### DESCRIPTION OF THE TASK:
Are you able to quote each entry exactly as written?

Data entries:
————————
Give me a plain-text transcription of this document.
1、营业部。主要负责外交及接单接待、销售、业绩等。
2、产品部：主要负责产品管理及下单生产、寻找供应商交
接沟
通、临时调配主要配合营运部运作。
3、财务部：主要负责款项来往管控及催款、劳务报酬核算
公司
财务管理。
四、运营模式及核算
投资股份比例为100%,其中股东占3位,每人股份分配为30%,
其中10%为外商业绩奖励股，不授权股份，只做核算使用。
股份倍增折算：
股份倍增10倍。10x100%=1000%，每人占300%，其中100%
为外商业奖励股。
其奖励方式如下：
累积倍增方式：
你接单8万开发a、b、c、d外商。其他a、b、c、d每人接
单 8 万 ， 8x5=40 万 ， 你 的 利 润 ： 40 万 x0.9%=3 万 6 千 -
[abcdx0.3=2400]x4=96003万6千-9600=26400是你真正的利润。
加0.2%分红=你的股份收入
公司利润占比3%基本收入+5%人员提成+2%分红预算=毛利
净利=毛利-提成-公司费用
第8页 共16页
————————
### SOLUTION TO THIS PROBLEM:
Give me a plain-text transcription of this document.
1、营业部。主要负责外交及接单接待、销售、业绩等。
2、产品部：主要负责产品管理及下单生产、寻找供应商交
接沟
通、临时调配主要配合营运部运作。
3、财务部：主要负责款项来往管控及催款、劳务报酬核算
公司
财务管理。
四、运营模式及核算
投资股份比例为100%,其中股东占3位,每人股份分配为30%,
其中10%为外商业绩奖励股，不授权股份，只做核算使用。
股份倍增折算：
股份倍增10倍。10x100%=1000%，每人占300%，其中100%
为外商业奖励股。
其奖励方式如下：
累积倍增方式：
你接单8万开发a、b、c、d外商。其他a、b、c、d每人接
单 8 万 ， 8x5=40 万 ， 你 的 利 润 ： 40 万 x0.9%=3 万 6 千 -
[abcdx0.3=2400]x4=96003万6千-9600=26400是你真正的利润。
加0.2%分红=你的股份收入
公司利润占比3%基本收入+5%人员提成+2%分红预算=毛利
净利=毛利-提成-公司费用
第8页 共16页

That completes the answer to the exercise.